**Stated exercise:** Show every line in the entries below where the word "color" appears.

**Excerpted records:**
◆ ◆ ◆
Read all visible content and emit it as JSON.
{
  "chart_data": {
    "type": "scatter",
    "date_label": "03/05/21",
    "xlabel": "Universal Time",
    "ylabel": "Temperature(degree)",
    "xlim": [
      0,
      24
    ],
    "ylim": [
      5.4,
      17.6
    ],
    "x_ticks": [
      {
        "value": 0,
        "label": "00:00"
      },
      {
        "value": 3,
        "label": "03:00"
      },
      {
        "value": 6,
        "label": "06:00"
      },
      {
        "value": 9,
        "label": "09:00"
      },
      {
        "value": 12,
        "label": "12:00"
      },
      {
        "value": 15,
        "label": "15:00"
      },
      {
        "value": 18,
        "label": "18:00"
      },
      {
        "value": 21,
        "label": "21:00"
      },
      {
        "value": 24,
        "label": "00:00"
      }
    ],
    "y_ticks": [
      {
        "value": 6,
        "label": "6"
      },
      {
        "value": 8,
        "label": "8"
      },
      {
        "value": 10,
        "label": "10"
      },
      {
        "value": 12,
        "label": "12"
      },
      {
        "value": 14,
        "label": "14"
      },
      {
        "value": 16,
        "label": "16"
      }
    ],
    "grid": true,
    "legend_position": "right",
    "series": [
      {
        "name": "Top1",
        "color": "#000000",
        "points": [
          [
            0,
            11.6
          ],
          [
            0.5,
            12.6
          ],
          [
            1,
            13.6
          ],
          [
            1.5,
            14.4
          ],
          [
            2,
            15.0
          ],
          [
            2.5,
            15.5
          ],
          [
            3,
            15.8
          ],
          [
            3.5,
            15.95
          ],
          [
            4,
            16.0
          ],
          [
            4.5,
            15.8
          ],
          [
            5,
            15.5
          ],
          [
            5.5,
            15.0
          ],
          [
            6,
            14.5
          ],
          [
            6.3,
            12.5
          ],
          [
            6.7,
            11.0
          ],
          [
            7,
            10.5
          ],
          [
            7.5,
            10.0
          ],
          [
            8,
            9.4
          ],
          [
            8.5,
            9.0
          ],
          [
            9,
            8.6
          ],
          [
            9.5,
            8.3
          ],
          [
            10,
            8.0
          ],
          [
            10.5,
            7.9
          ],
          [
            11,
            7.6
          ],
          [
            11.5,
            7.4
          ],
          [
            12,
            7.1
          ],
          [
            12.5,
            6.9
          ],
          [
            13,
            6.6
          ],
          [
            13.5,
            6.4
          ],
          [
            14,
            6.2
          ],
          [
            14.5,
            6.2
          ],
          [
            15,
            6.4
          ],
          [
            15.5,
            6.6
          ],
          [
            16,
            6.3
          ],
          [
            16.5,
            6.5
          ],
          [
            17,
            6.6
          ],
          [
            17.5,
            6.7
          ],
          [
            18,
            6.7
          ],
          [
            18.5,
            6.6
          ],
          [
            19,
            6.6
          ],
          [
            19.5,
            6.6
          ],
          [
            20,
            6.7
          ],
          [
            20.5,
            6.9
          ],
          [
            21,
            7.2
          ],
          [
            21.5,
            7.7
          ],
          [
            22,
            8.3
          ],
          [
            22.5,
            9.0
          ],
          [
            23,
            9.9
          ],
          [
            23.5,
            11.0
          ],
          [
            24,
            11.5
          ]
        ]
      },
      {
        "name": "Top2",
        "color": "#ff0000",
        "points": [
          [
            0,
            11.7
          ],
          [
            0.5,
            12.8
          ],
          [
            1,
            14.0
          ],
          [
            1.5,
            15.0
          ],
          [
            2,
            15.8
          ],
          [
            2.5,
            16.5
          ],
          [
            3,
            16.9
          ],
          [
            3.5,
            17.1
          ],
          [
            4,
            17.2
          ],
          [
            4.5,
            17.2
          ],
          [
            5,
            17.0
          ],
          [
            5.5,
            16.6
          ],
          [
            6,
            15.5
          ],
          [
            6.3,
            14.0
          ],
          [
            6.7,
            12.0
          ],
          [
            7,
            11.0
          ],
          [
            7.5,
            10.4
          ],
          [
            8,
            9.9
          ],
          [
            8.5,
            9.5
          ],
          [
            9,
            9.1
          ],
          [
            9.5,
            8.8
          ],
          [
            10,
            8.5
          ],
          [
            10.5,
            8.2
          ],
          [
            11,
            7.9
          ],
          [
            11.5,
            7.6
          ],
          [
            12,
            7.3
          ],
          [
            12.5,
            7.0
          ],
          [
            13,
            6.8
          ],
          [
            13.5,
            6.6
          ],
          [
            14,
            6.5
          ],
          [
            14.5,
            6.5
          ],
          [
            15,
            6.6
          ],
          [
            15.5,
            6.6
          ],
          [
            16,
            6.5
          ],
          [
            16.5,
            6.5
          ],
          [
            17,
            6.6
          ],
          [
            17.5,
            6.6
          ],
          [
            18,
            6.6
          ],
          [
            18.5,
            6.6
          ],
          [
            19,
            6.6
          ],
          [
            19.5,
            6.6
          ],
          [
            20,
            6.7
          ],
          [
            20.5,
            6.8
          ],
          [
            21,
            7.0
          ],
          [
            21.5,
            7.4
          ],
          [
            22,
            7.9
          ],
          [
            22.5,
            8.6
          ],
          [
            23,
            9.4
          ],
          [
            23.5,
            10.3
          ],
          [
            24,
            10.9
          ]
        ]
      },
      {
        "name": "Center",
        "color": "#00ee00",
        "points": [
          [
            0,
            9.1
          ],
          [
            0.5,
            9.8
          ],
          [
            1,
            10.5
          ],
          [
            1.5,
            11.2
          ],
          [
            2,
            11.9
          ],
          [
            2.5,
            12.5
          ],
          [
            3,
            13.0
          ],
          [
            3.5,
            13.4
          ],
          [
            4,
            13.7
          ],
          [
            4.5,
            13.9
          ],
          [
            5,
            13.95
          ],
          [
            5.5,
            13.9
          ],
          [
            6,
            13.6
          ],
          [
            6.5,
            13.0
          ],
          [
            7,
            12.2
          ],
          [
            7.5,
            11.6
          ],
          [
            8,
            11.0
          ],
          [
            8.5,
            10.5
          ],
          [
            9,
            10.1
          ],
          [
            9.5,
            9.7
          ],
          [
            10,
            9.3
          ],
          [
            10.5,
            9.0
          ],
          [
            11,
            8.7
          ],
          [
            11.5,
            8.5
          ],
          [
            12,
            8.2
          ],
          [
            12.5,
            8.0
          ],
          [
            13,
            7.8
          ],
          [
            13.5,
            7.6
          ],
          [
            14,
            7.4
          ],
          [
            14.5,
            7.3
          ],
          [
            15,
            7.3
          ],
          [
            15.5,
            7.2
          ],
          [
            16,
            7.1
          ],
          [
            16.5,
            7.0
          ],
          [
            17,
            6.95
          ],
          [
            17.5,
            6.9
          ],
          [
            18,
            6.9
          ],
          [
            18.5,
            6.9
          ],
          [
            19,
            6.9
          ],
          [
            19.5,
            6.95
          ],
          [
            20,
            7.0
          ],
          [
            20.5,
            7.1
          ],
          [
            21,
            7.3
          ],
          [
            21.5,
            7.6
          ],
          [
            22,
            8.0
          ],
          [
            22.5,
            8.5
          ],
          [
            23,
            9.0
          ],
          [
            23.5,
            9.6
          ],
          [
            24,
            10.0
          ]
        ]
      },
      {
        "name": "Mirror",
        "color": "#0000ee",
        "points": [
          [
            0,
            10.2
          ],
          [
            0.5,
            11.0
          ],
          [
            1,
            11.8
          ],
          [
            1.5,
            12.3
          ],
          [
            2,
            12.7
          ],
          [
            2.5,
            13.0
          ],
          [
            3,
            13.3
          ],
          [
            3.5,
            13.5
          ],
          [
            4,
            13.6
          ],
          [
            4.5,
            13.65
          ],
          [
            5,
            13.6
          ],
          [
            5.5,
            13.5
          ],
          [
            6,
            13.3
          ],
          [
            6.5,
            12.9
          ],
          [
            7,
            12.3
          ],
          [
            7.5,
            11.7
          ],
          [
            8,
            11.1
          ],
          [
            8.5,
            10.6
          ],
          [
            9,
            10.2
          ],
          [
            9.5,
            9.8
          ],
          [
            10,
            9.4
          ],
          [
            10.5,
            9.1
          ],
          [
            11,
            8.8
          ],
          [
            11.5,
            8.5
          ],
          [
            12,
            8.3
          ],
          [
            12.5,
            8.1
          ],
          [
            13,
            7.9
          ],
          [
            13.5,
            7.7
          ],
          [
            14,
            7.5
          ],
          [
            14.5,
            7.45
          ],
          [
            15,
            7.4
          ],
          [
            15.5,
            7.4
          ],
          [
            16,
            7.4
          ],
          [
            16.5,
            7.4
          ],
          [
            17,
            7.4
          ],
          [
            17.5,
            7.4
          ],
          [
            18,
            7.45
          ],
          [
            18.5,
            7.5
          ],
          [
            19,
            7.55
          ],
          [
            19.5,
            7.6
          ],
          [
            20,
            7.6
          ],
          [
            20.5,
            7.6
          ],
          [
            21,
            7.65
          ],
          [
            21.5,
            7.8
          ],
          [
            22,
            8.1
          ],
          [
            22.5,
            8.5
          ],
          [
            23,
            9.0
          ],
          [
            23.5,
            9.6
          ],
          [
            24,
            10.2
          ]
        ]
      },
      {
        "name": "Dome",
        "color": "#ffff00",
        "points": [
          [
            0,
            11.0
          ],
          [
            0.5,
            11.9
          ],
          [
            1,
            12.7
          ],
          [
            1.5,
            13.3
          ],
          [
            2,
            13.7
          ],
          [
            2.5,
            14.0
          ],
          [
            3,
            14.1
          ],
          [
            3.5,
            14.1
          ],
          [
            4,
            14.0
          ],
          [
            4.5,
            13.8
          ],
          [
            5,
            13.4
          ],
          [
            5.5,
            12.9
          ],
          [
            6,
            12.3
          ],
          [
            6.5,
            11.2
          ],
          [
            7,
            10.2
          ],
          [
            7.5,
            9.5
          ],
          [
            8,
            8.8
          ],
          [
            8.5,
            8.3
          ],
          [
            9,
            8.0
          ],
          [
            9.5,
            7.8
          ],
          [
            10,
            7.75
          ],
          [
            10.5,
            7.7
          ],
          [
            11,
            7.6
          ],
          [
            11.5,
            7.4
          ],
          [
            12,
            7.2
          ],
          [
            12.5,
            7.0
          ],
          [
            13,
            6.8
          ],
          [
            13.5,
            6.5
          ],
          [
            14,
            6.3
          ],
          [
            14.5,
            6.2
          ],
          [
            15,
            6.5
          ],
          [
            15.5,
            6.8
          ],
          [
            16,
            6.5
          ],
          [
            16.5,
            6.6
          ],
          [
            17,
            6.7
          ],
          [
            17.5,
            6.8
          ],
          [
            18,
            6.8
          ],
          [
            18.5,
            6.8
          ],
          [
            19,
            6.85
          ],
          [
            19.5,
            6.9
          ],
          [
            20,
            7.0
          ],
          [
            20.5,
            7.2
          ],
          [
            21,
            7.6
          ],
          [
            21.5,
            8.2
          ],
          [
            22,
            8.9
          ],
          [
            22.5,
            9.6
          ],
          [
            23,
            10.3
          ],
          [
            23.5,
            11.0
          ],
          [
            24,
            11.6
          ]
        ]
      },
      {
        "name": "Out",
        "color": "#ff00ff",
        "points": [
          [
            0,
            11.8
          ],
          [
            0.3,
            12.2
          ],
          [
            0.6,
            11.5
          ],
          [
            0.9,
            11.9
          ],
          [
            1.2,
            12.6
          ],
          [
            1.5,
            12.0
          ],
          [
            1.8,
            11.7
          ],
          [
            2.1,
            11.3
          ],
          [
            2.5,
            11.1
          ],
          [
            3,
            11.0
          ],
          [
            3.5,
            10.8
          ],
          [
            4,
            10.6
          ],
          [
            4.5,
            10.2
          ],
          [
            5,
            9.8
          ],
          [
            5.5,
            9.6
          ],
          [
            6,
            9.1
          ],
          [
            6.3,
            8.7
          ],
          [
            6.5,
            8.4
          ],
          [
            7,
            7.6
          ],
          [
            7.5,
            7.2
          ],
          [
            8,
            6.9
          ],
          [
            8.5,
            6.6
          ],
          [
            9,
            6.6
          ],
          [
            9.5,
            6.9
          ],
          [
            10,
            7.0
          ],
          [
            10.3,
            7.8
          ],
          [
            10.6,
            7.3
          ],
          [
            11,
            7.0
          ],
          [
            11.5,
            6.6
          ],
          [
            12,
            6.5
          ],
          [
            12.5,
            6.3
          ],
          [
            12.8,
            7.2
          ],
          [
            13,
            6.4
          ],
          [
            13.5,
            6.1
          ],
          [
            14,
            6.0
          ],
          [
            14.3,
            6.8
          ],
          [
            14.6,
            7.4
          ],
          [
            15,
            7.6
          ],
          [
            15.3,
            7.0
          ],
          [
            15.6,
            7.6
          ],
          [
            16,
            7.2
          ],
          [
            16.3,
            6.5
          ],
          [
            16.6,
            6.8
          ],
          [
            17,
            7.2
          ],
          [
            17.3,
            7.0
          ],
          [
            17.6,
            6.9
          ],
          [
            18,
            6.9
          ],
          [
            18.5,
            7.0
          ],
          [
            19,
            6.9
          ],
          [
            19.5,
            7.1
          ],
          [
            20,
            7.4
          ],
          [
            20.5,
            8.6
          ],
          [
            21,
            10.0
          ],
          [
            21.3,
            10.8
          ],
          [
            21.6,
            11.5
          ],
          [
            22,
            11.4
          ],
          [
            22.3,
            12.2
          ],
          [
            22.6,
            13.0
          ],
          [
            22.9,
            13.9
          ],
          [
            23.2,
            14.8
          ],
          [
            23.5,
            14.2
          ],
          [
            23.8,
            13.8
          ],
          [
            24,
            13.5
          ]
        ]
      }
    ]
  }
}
◆ ◆ ◆
**Correct response:**
        "color": "#000000",
        "color": "#ff0000",
        "color": "#00ee00",
        "color": "#0000ee",
        "color": "#ffff00",
        "color": "#ff00ff",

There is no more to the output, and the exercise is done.